* _Work required_
Using the material that follows, identify and copy each line with the string "name".

* _Supplied data_

-- Start --

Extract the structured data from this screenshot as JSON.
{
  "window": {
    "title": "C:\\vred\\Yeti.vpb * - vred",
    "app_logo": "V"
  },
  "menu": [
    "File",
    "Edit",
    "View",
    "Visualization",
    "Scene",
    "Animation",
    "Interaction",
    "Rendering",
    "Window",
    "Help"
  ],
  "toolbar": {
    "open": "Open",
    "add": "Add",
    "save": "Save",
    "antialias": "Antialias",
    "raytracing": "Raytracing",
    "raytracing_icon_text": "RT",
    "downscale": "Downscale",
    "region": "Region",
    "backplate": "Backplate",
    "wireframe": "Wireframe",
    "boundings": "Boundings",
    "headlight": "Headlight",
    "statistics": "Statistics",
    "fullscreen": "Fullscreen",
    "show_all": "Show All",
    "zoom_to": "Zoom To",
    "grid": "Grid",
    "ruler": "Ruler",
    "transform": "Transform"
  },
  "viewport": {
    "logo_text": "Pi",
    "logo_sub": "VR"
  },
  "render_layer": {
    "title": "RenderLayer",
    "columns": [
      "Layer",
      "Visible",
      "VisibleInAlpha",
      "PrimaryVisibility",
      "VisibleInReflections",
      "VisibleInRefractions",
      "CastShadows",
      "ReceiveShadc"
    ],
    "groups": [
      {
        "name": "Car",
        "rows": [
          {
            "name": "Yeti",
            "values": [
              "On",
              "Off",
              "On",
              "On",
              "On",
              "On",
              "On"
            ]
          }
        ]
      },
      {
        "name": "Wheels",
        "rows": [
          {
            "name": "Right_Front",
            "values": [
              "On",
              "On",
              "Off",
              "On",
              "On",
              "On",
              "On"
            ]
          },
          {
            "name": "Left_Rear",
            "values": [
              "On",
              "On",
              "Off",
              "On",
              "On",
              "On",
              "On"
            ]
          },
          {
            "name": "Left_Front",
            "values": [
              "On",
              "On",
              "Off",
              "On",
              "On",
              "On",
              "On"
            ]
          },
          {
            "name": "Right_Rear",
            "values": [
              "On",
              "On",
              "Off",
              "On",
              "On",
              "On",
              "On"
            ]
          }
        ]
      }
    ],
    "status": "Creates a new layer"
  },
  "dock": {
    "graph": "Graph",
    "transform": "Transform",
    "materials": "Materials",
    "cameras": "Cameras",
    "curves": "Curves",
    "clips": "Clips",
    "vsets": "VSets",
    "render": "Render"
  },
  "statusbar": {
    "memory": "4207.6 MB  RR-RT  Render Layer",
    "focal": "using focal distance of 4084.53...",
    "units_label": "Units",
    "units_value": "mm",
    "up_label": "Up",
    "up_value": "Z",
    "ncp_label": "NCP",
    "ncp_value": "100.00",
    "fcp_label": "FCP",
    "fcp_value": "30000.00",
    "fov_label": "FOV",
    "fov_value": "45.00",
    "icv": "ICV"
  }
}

-- End --

* _Exercise answer_
        "name": "Car",
            "name": "Yeti",
        "name": "Wheels",
            "name": "Right_Front",
            "name": "Left_Rear",
            "name": "Left_Front",
            "name": "Right_Rear",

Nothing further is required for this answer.